Each line holding the word "FUTURES" counts once; give the total and nothing more.

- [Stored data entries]
◇ ◇ ◇ ◇ ◇

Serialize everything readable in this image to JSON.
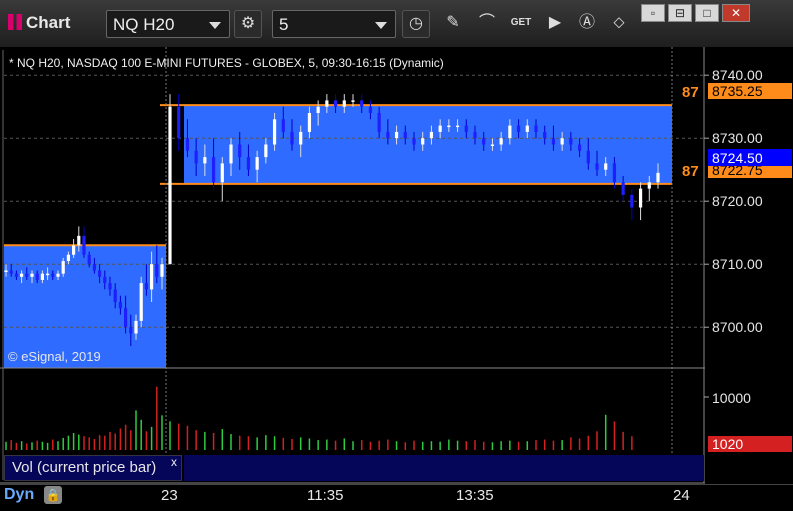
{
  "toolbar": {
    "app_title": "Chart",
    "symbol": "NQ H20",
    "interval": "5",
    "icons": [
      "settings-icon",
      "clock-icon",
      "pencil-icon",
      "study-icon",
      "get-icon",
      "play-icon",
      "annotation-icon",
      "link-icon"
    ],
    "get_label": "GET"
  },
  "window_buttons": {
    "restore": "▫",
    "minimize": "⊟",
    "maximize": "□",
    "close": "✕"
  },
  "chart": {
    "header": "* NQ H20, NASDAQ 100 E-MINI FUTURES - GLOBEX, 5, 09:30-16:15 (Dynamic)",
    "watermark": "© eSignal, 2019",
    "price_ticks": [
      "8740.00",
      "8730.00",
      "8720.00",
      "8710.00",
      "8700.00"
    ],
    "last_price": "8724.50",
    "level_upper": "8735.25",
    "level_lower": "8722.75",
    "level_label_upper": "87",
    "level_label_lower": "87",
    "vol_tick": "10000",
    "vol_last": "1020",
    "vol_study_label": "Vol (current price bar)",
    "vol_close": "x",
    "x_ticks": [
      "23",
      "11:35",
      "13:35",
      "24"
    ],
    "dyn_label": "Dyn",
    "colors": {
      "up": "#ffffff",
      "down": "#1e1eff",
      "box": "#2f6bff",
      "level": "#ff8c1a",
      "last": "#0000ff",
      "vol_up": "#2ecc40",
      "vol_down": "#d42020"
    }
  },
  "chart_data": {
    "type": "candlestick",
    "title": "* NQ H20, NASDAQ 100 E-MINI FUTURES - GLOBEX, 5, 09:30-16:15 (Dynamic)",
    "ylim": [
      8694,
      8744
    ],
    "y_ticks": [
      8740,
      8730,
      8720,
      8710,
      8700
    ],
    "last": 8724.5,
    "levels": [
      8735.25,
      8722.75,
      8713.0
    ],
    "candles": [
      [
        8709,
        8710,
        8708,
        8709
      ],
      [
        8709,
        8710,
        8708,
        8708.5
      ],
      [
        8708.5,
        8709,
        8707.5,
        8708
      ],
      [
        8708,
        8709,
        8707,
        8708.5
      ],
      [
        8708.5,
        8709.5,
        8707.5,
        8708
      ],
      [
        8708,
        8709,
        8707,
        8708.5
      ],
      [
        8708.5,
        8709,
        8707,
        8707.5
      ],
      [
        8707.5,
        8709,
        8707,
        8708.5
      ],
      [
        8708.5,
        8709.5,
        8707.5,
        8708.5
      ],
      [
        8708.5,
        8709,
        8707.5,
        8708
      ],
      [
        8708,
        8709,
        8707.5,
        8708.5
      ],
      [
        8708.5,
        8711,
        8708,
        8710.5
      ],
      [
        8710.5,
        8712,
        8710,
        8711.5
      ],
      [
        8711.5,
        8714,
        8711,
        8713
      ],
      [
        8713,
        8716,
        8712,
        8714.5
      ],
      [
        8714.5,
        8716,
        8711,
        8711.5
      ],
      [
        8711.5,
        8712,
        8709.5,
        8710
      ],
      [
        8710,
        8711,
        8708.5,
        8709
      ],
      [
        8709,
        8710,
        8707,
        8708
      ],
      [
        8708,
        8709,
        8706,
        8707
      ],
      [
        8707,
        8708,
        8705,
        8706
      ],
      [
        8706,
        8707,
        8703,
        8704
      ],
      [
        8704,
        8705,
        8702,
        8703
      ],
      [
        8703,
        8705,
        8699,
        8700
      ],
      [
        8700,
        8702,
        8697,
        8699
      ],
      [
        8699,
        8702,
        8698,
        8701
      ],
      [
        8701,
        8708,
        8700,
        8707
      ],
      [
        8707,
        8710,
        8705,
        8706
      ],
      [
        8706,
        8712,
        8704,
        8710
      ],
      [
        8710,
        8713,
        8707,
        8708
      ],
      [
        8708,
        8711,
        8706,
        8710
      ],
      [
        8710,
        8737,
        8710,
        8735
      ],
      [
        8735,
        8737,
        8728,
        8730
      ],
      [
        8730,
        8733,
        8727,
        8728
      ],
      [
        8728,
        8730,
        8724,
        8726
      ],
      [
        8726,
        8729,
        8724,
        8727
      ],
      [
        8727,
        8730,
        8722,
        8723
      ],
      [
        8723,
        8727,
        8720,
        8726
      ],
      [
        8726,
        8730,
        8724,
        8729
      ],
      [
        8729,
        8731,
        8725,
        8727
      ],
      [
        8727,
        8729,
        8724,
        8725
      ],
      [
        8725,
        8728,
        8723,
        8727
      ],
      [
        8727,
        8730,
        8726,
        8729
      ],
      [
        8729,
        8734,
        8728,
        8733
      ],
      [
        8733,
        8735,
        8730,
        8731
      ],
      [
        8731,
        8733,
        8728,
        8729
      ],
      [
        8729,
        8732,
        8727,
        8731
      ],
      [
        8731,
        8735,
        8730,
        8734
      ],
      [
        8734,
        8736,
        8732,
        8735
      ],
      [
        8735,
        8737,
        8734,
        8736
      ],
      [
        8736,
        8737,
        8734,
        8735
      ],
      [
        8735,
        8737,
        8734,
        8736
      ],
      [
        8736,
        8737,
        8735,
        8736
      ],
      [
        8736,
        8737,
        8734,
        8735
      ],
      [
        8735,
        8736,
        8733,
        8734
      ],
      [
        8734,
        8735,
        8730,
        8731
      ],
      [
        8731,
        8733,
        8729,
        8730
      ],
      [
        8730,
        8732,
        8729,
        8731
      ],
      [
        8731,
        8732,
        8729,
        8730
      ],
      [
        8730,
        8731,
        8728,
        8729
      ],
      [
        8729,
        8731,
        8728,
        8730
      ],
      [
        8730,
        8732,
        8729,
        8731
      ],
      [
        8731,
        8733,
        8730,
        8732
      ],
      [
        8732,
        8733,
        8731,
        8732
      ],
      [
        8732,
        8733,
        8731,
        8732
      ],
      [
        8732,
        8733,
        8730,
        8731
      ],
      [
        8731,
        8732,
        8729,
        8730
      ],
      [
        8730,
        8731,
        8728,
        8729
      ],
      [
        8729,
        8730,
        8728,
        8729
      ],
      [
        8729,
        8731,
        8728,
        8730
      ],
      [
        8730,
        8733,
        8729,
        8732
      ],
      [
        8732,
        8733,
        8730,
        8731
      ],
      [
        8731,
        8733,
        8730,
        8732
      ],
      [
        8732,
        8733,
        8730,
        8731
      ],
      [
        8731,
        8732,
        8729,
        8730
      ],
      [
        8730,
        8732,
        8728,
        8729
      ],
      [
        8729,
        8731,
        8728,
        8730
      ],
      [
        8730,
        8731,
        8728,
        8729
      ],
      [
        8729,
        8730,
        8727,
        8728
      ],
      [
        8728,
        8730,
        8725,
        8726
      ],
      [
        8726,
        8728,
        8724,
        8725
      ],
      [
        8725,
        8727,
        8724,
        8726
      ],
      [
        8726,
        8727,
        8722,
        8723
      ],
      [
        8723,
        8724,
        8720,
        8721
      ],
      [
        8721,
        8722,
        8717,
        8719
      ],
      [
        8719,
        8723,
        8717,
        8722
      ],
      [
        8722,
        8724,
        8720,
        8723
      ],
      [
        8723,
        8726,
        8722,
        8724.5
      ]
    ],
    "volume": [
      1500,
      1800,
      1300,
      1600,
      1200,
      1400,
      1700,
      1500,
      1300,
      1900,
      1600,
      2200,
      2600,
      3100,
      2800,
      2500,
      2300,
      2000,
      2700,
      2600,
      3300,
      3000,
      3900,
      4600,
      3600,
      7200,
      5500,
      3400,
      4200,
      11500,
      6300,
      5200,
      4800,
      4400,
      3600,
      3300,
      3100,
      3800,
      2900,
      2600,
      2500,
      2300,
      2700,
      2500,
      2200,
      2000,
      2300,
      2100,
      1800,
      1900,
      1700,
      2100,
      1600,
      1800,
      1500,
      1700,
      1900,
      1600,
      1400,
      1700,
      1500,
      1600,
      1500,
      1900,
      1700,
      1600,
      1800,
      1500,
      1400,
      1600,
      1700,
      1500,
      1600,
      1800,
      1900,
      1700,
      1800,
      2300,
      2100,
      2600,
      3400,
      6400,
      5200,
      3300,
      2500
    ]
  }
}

◇ ◇ ◇ ◇ ◇

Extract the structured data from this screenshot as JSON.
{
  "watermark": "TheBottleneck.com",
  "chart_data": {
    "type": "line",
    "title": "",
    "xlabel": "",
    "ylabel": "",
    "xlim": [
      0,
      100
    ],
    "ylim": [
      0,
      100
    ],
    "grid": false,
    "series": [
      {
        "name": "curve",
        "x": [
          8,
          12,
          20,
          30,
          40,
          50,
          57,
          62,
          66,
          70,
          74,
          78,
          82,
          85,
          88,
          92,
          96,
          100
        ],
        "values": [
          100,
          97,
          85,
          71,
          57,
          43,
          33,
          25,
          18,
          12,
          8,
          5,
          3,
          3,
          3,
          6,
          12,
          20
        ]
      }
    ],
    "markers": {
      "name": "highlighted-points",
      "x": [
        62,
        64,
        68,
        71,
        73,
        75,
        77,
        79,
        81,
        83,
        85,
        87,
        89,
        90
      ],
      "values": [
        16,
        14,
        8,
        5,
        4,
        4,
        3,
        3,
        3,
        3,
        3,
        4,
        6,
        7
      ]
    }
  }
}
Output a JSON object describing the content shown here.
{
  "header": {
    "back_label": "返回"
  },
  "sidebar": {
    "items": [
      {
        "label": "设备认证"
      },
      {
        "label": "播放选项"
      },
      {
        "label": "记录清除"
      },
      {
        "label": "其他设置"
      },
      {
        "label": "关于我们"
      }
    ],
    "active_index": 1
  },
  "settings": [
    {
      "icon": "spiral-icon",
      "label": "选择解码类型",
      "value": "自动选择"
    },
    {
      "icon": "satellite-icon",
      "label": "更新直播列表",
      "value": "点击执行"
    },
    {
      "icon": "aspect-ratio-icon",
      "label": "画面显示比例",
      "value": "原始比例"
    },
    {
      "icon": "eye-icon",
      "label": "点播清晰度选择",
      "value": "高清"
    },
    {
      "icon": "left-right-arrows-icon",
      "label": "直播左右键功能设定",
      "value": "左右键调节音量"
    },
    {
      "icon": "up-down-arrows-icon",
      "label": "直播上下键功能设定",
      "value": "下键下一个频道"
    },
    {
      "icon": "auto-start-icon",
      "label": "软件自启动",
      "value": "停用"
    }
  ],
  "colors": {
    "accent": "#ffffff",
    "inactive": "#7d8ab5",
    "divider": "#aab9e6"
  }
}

◇ ◇ ◇ ◇ ◇

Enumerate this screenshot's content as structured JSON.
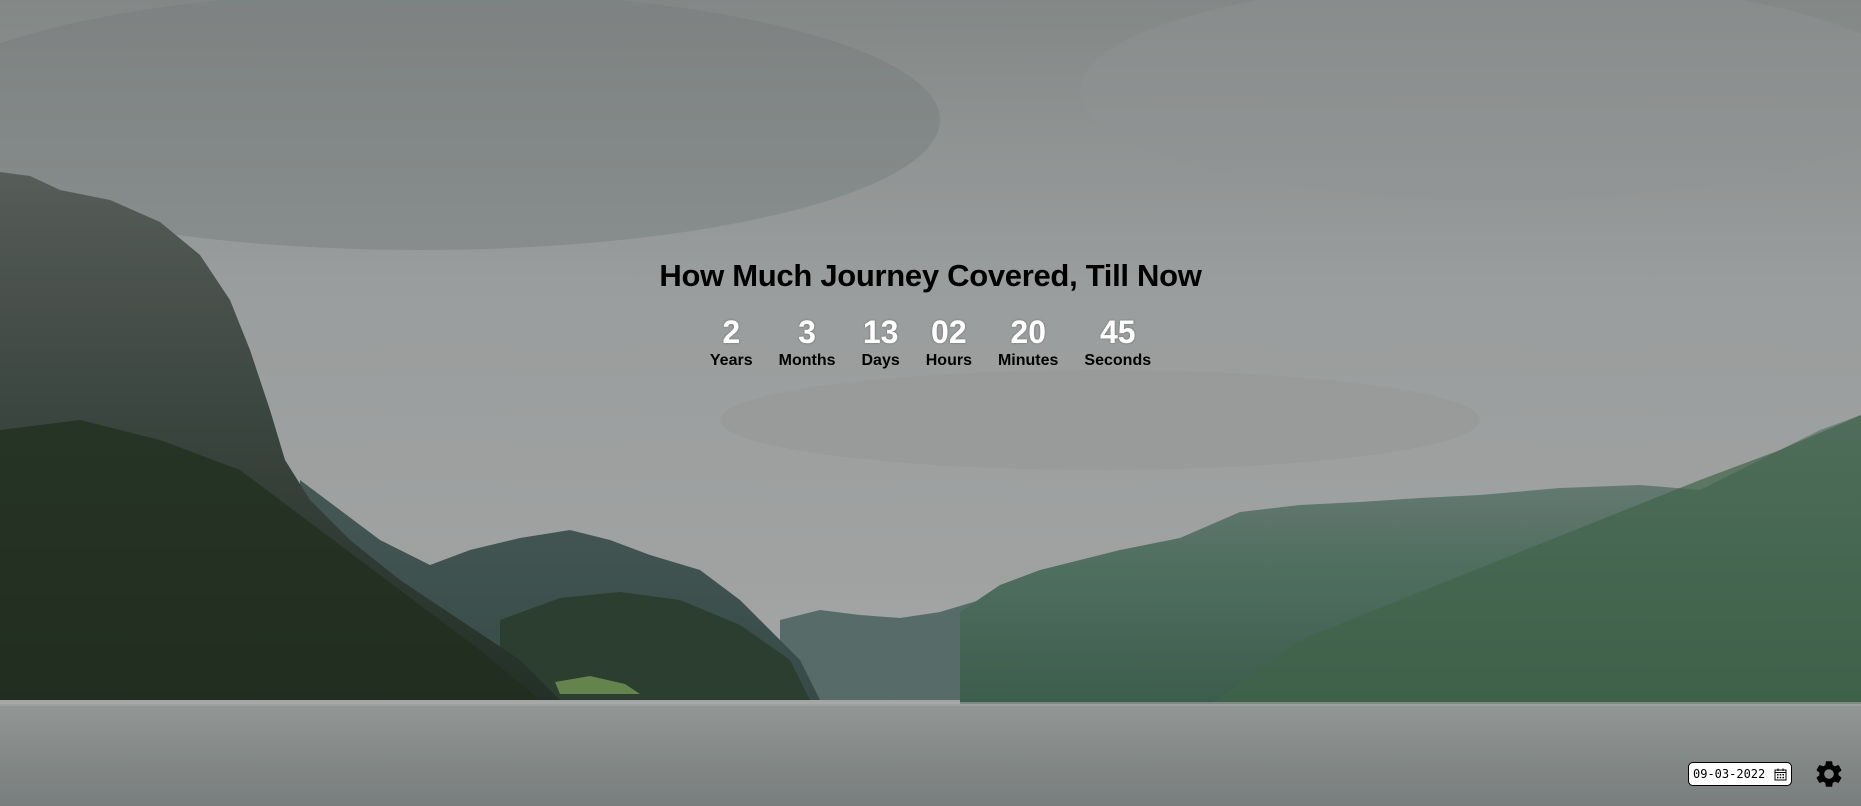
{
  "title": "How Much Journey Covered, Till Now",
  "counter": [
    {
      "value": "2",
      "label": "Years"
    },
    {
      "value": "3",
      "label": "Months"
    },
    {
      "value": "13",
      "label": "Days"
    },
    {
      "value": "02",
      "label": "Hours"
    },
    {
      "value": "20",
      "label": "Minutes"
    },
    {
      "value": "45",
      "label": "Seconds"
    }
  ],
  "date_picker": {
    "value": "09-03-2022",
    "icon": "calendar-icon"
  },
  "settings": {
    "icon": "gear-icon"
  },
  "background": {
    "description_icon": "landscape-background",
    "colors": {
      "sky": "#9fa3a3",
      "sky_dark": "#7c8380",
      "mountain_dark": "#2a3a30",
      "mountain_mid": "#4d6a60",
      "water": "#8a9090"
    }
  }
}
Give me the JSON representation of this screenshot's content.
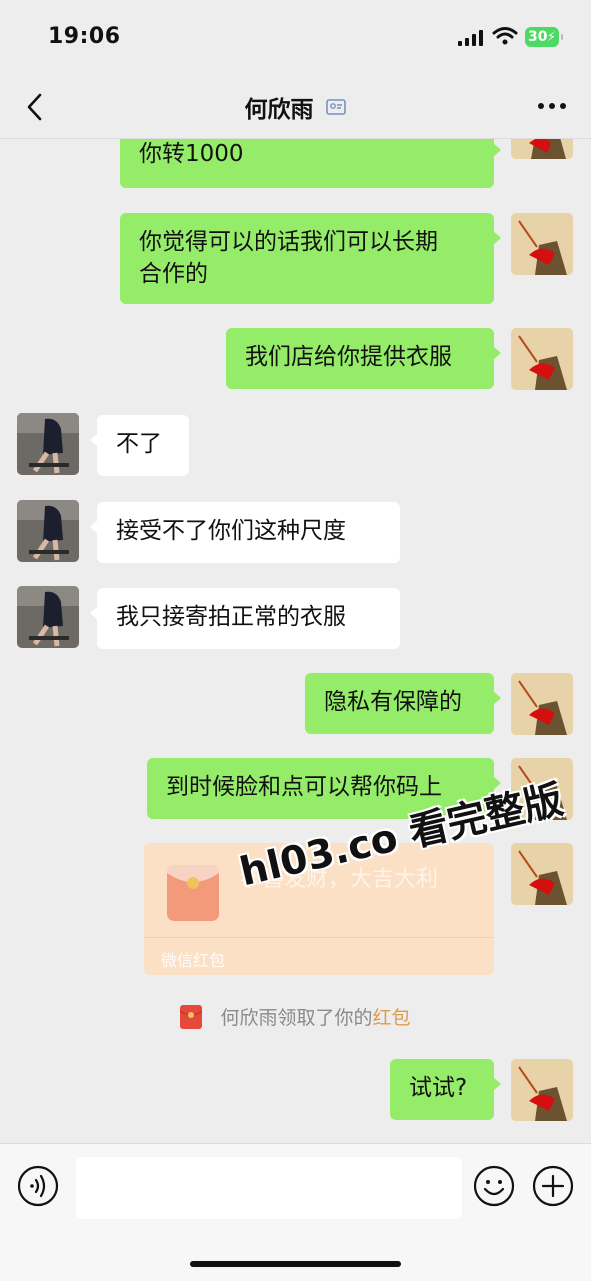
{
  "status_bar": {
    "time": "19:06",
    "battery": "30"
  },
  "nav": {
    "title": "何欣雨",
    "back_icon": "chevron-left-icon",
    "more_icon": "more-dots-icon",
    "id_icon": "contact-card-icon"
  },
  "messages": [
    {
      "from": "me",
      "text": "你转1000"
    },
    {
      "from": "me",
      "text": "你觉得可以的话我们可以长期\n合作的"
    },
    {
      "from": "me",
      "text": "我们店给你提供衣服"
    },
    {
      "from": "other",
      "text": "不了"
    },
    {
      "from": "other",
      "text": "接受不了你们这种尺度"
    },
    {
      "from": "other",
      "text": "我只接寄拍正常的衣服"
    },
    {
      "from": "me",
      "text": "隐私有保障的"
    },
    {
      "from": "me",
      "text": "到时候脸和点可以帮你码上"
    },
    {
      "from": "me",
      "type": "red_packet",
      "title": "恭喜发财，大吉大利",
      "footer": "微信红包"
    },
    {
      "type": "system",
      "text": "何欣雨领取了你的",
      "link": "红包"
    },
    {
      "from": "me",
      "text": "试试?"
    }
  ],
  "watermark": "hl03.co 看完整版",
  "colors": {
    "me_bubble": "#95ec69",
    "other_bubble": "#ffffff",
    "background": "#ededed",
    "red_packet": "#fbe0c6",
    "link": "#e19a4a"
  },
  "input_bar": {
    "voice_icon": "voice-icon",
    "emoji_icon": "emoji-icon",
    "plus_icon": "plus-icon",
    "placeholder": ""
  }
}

◇ ◇ ◇ ◇ ◇

- [Problem solution] 2